> [Documento]
-------
Aunque Brian O'Nolan fue Flann O'Brien y también Myles na gCopaleen, el orden de los nombres es irrelevante; su carrera periodística y literaria transcurrió entre lenguas y encontró en la turbiedad su identificación última. Ávido de discutir la tradición tanto como de empujarla hacia alternativas más dinámicas, O'Brien –su seudónimo de mayor predicamento público, con el que firmó sus novelas en inglés y por el que todavía se lo conoce a sesenta años de su muerte– usó la sátira para señalar los tics de un aislamiento y la inevitabilidad de una extinción.
-------
> [Conjunto de tareas]
• a. Imprime el pasaje del texto sobre Flann O'Brien desde "Aunque Brian O'Nolan" hasta "de una extinción.".
• b. Renombra "Designer Theme" como "Creative Theme" en las entradas que van desde la línea con "Give bounding boxes" hasta la línea con "- page: Designer", ambas incluidas. Devuelve solo esas líneas, sin ningún otro cambio.

> [Datos proporcionados]
-------
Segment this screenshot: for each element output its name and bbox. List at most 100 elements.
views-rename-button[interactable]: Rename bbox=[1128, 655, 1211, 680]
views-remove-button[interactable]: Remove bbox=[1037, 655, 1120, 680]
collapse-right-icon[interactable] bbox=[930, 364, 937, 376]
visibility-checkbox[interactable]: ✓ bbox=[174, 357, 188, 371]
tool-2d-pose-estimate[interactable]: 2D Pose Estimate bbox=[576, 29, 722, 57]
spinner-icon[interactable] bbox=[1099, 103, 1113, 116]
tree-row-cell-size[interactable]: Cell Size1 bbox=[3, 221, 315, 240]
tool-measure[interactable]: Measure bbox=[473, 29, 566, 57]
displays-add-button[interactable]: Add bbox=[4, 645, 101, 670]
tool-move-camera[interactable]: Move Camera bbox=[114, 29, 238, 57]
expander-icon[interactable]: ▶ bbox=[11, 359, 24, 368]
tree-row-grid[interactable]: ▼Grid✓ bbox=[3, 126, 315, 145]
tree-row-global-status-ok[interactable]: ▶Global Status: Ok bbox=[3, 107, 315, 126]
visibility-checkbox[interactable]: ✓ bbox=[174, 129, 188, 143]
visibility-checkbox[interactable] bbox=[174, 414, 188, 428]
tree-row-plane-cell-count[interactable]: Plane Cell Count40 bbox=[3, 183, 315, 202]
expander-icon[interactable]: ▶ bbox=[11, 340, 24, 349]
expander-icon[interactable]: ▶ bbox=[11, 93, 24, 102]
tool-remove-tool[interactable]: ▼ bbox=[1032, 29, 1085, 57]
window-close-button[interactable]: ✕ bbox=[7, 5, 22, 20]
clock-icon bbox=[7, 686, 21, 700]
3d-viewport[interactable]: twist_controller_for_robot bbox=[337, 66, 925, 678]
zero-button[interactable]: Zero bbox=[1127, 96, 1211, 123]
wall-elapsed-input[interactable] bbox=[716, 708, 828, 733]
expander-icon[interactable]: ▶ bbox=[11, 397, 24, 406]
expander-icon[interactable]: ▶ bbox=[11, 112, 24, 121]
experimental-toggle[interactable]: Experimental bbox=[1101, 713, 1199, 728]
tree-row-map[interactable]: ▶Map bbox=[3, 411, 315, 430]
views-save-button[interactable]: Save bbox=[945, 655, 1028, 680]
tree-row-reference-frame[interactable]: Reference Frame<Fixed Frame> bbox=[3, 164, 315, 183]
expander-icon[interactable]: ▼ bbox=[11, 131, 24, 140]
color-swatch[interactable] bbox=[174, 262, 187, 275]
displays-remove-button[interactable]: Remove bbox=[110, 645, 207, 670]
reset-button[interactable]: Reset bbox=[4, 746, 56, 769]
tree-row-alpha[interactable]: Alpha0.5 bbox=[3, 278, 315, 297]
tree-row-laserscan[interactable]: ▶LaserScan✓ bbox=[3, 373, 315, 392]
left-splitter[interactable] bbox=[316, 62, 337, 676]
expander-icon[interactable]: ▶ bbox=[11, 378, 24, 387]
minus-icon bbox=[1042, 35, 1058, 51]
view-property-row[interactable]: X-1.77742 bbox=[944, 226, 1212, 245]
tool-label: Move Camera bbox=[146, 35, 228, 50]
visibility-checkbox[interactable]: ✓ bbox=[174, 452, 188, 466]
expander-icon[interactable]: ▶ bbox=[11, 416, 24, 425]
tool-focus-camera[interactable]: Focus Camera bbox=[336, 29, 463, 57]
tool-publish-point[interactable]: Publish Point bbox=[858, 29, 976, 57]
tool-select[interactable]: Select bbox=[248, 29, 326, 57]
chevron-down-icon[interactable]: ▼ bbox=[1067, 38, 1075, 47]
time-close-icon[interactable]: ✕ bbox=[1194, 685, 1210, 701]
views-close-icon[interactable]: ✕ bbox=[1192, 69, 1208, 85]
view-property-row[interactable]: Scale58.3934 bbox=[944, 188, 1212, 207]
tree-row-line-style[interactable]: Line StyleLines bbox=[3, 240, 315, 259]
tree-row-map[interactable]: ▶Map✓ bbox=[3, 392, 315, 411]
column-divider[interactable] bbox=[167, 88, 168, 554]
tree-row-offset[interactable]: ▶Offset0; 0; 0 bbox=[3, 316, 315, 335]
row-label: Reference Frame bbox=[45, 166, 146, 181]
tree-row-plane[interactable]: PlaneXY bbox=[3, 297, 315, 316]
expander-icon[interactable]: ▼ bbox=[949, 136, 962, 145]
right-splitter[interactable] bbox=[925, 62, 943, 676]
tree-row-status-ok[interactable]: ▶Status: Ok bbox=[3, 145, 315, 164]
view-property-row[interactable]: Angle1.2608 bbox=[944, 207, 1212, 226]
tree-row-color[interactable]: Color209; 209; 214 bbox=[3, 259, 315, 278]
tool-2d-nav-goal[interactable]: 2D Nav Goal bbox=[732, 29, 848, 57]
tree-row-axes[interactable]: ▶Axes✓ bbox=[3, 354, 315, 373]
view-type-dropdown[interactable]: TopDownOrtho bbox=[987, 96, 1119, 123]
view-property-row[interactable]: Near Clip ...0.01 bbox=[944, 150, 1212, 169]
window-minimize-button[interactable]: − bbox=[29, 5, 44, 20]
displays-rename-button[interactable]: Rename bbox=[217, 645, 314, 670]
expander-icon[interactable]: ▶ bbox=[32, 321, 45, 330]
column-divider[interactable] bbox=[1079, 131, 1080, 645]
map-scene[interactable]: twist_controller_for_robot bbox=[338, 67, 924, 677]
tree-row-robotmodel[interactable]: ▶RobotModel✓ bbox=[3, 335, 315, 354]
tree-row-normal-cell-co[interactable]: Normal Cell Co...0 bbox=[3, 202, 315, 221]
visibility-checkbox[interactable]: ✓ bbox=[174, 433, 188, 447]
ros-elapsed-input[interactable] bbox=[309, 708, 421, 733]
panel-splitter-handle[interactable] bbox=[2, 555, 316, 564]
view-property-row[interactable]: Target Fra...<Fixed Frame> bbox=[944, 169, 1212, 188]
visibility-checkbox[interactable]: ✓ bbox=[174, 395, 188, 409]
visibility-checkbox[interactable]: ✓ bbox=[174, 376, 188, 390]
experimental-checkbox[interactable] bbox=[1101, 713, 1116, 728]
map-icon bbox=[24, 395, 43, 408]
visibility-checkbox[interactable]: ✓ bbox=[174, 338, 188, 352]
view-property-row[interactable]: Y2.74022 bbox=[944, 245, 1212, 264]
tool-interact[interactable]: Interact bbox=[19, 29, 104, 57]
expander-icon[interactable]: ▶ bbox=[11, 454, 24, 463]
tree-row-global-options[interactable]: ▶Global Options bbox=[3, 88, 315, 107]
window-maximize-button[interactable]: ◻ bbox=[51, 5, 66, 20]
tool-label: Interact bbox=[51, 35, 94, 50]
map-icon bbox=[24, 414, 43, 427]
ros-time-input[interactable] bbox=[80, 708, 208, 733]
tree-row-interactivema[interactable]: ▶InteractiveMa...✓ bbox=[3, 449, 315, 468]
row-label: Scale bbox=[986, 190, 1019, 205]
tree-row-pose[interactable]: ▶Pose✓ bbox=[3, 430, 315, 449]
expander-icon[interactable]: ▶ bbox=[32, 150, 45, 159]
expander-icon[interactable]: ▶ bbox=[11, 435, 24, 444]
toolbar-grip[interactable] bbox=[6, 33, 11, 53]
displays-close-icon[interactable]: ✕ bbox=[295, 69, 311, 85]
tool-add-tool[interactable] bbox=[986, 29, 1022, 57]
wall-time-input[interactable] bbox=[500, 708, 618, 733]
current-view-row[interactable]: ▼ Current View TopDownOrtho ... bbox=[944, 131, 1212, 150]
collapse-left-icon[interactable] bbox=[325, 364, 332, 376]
-------
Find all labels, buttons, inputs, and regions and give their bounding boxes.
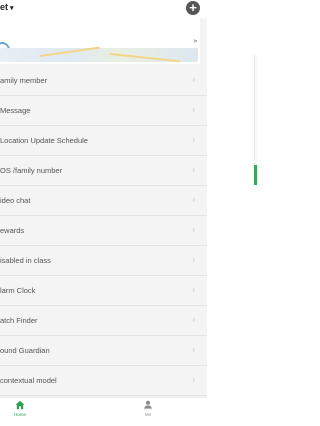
-------
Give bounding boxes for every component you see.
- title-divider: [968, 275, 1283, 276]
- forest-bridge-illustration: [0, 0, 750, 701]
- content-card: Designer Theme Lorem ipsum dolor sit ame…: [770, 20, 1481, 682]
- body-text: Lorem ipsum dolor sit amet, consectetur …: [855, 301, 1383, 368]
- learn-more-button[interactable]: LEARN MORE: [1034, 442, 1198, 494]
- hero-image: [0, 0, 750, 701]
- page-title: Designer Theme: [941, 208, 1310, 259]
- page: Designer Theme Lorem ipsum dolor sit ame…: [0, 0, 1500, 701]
-------
> [Respuestas]
• a.
Aunque Brian O'Nolan fue Flann O'Brien y también Myles na gCopaleen, el orden de los nombres es irrelevante; su carrera periodística y literaria transcurrió entre lenguas y encontró en la turbiedad su identificación última. Ávido de discutir la tradición tanto como de empujarla hacia alternativas más dinámicas, O'Brien –su seudónimo de mayor predicamento público, con el que firmó sus novelas en inglés y por el que todavía se lo conoce a sesenta años de su muerte– usó la sátira para señalar los tics de un aislamiento y la inevitabilidad de una extinción.

• b.
Give bounding boxes for every component you see.
- title-divider: [968, 275, 1283, 276]
- forest-bridge-illustration: [0, 0, 750, 701]
- content-card: Creative Theme Lorem ipsum dolor sit ame…: [770, 20, 1481, 682]
- body-text: Lorem ipsum dolor sit amet, consectetur …: [855, 301, 1383, 368]
- learn-more-button[interactable]: LEARN MORE: [1034, 442, 1198, 494]
- hero-image: [0, 0, 750, 701]
- page-title: Creative Theme: [941, 208, 1310, 259]
- page: Creative Theme Lorem ipsum dolor sit ame…: [0, 0, 1500, 701]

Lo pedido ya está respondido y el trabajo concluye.